(Data entries)
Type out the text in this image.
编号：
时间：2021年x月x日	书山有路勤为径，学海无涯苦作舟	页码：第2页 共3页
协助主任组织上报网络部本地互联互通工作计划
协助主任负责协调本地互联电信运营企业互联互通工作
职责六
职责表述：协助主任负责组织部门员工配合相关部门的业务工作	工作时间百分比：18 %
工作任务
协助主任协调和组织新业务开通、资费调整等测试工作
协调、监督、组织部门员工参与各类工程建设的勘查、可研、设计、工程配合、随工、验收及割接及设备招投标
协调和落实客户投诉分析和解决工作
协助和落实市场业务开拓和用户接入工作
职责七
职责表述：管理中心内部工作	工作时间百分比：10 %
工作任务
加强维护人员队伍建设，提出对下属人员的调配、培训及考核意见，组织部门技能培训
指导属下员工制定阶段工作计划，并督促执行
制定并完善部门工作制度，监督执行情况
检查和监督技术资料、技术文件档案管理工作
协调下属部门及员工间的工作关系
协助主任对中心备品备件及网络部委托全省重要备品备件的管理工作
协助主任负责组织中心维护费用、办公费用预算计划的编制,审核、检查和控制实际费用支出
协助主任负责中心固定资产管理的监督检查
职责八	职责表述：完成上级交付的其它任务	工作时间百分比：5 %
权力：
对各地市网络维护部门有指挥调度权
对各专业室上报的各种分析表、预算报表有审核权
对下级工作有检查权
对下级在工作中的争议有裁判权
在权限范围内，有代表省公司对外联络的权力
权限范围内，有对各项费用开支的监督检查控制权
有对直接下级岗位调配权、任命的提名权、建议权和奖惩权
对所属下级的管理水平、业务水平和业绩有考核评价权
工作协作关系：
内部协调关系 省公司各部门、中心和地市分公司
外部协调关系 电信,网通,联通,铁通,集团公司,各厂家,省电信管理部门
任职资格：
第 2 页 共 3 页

--

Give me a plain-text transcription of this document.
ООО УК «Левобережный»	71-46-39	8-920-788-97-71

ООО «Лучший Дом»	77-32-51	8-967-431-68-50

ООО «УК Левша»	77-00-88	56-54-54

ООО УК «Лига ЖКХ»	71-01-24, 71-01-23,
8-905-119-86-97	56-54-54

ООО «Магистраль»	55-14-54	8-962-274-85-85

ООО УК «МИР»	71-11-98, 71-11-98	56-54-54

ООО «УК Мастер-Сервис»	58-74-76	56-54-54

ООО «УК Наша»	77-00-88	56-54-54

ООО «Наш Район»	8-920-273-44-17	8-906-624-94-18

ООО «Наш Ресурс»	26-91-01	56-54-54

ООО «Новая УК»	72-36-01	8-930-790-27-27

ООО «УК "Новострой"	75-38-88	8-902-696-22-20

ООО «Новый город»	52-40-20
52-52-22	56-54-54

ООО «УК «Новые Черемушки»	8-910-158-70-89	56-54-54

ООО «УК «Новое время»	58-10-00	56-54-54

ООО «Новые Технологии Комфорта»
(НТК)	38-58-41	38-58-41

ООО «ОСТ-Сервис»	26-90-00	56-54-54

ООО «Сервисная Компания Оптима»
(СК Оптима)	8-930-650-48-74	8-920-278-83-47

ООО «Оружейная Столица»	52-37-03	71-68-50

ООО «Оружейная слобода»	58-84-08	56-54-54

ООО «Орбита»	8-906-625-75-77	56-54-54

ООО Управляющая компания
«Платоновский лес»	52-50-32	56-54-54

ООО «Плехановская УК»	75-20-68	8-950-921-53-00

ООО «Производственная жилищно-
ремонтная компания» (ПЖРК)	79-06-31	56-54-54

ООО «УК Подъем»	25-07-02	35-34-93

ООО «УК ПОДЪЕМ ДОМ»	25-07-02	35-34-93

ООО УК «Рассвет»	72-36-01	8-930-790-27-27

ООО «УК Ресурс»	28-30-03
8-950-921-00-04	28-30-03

● AIM OF THE TASK: Among the records above, how many lines carry the string "Оптима"? Reply with the number alone.

● ANSWER BELOW: 2